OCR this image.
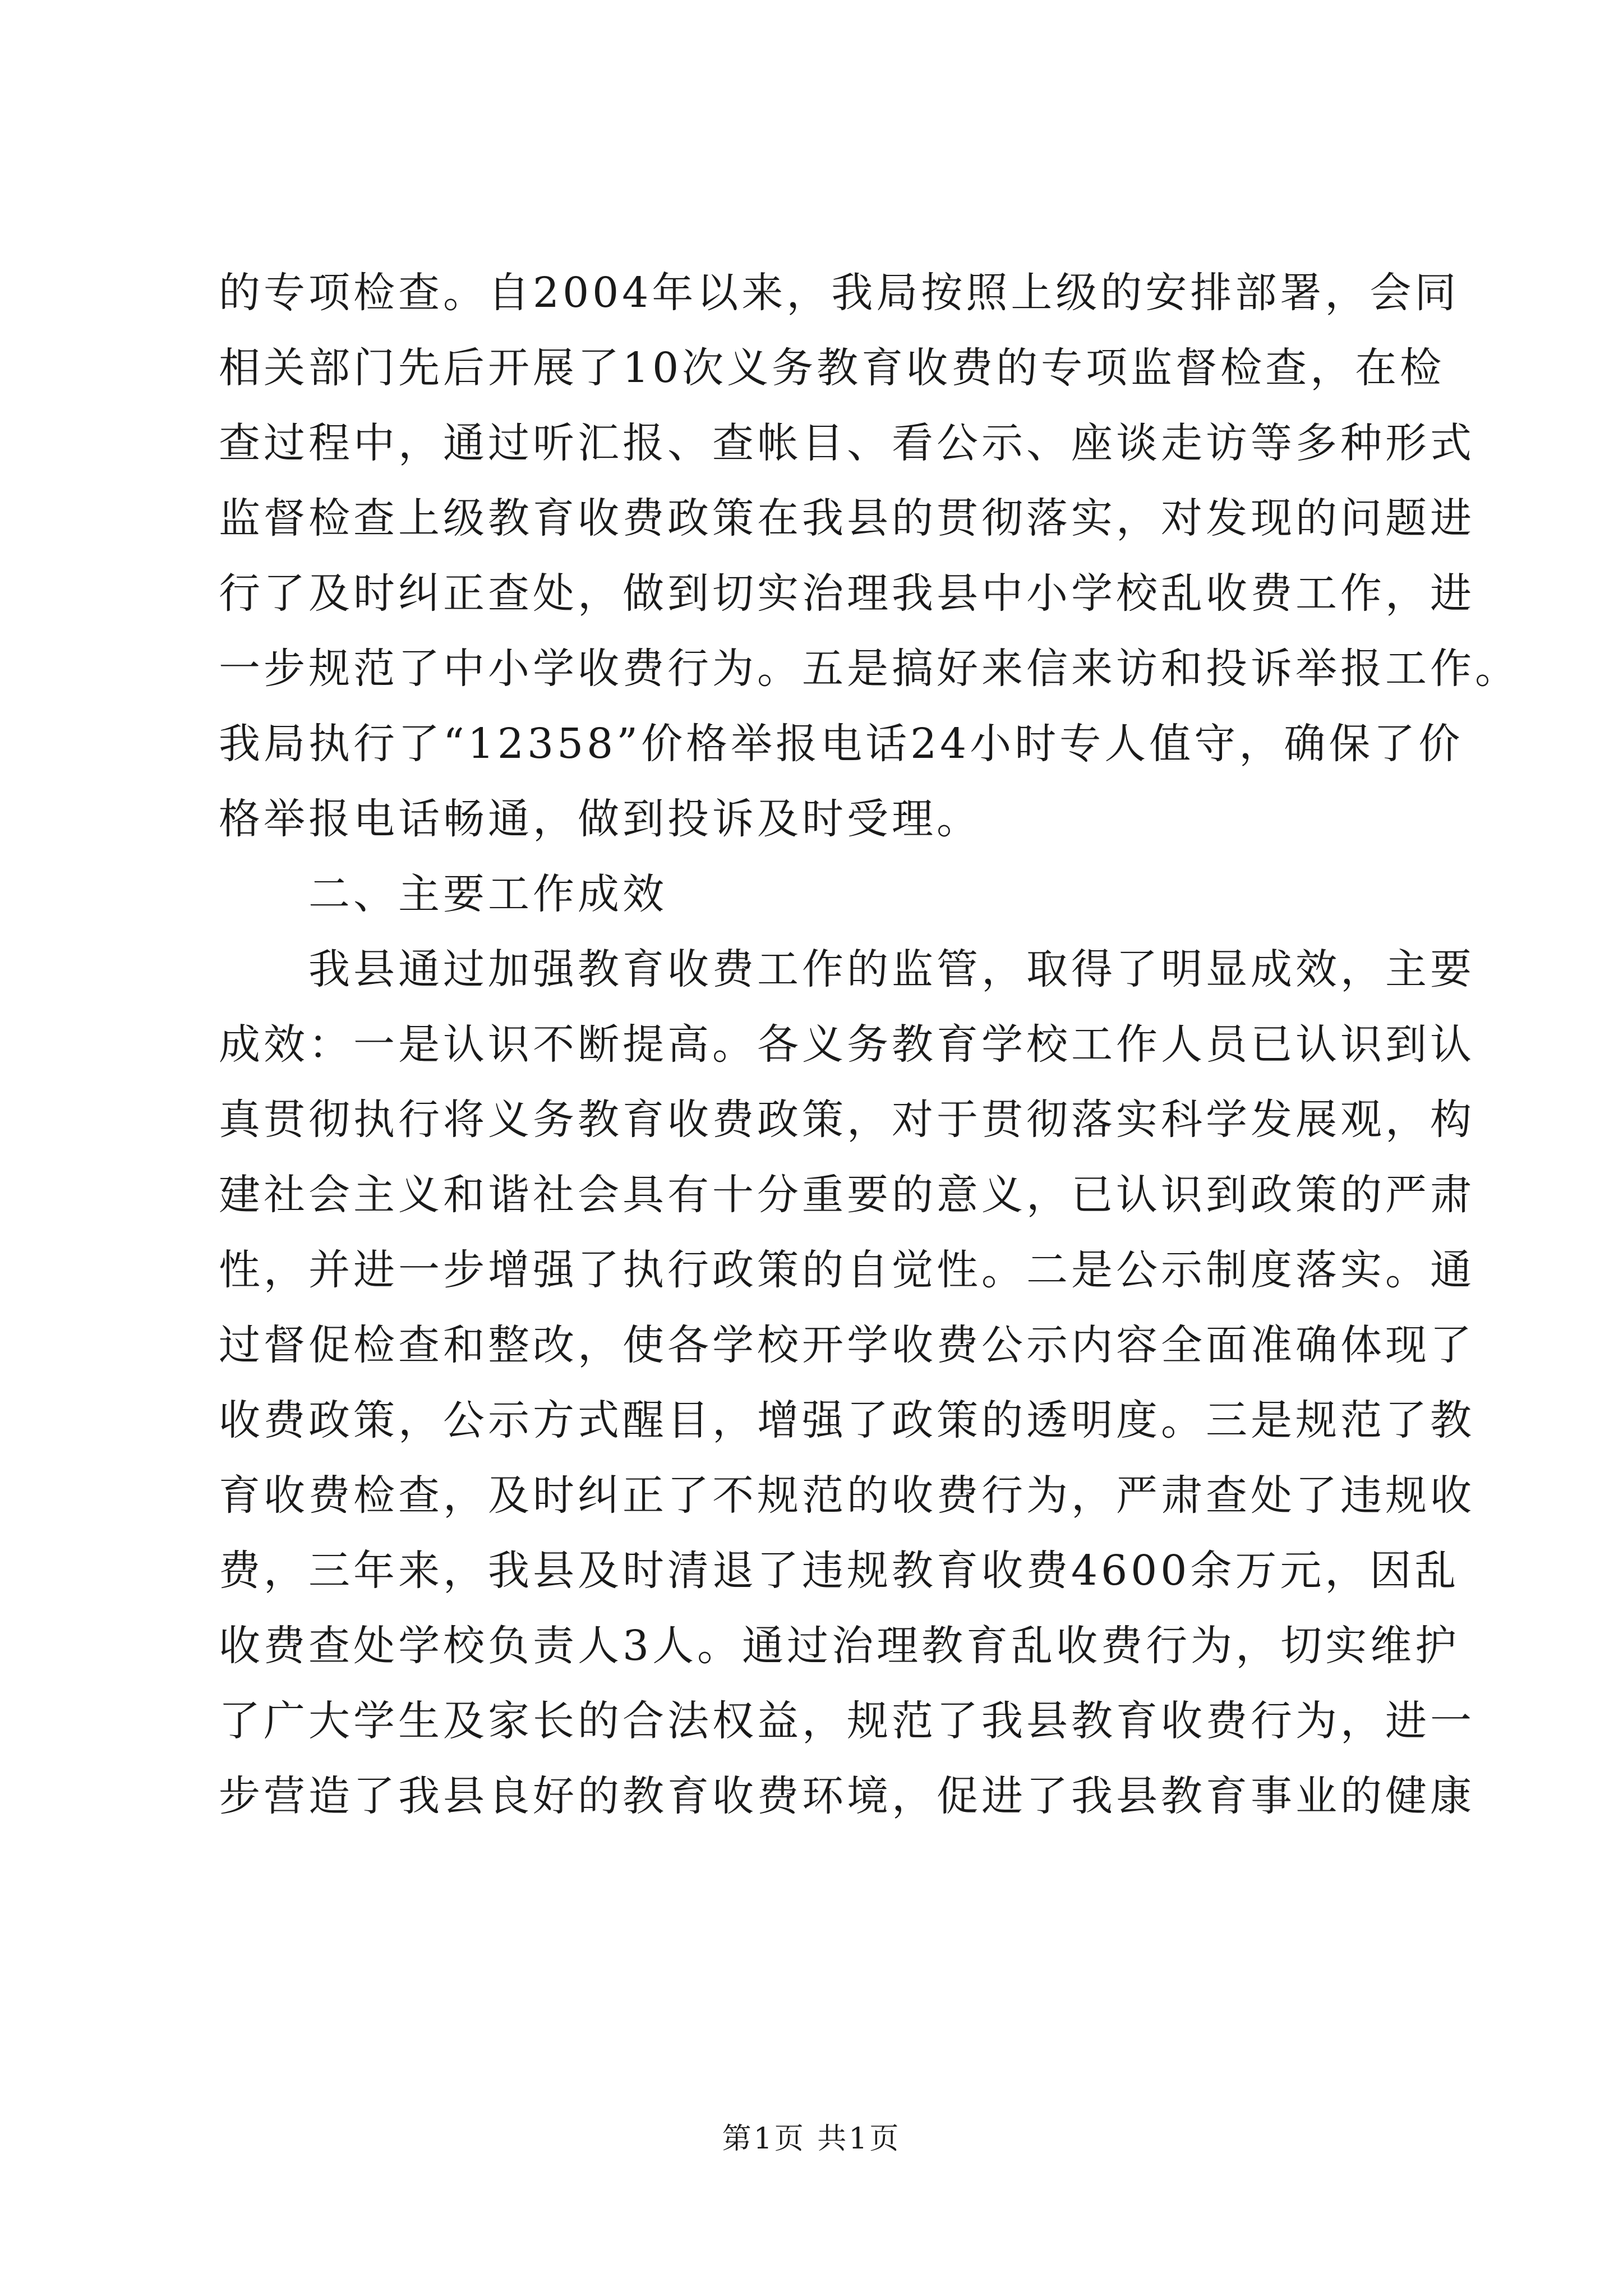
的专项检查。自2004年以来，我局按照上级的安排部署，会同
相关部门先后开展了10次义务教育收费的专项监督检查，在检
查过程中，通过听汇报、查帐目、看公示、座谈走访等多种形式
监督检查上级教育收费政策在我县的贯彻落实，对发现的问题进
行了及时纠正查处，做到切实治理我县中小学校乱收费工作，进
一步规范了中小学收费行为。五是搞好来信来访和投诉举报工作。
我局执行了“12358”价格举报电话24小时专人值守，确保了价
格举报电话畅通，做到投诉及时受理。
二、主要工作成效
我县通过加强教育收费工作的监管，取得了明显成效，主要
成效：一是认识不断提高。各义务教育学校工作人员已认识到认
真贯彻执行将义务教育收费政策，对于贯彻落实科学发展观，构
建社会主义和谐社会具有十分重要的意义，已认识到政策的严肃
性，并进一步增强了执行政策的自觉性。二是公示制度落实。通
过督促检查和整改，使各学校开学收费公示内容全面准确体现了
收费政策，公示方式醒目，增强了政策的透明度。三是规范了教
育收费检查，及时纠正了不规范的收费行为，严肃查处了违规收
费，三年来，我县及时清退了违规教育收费4600余万元，因乱
收费查处学校负责人3人。通过治理教育乱收费行为，切实维护
了广大学生及家长的合法权益，规范了我县教育收费行为，进一
步营造了我县良好的教育收费环境，促进了我县教育事业的健康
第1页 共1页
- - - - - - -
Using the material above, return every line exactly as it appears, minus the pictures.

OCR this image.
的专项检查。自2004年以来，我局按照上级的安排部署，会同
相关部门先后开展了10次义务教育收费的专项监督检查，在检
查过程中，通过听汇报、查帐目、看公示、座谈走访等多种形式
监督检查上级教育收费政策在我县的贯彻落实，对发现的问题进
行了及时纠正查处，做到切实治理我县中小学校乱收费工作，进
一步规范了中小学收费行为。五是搞好来信来访和投诉举报工作。
我局执行了“12358”价格举报电话24小时专人值守，确保了价
格举报电话畅通，做到投诉及时受理。
二、主要工作成效
我县通过加强教育收费工作的监管，取得了明显成效，主要
成效：一是认识不断提高。各义务教育学校工作人员已认识到认
真贯彻执行将义务教育收费政策，对于贯彻落实科学发展观，构
建社会主义和谐社会具有十分重要的意义，已认识到政策的严肃
性，并进一步增强了执行政策的自觉性。二是公示制度落实。通
过督促检查和整改，使各学校开学收费公示内容全面准确体现了
收费政策，公示方式醒目，增强了政策的透明度。三是规范了教
育收费检查，及时纠正了不规范的收费行为，严肃查处了违规收
费，三年来，我县及时清退了违规教育收费4600余万元，因乱
收费查处学校负责人3人。通过治理教育乱收费行为，切实维护
了广大学生及家长的合法权益，规范了我县教育收费行为，进一
步营造了我县良好的教育收费环境，促进了我县教育事业的健康
第1页 共1页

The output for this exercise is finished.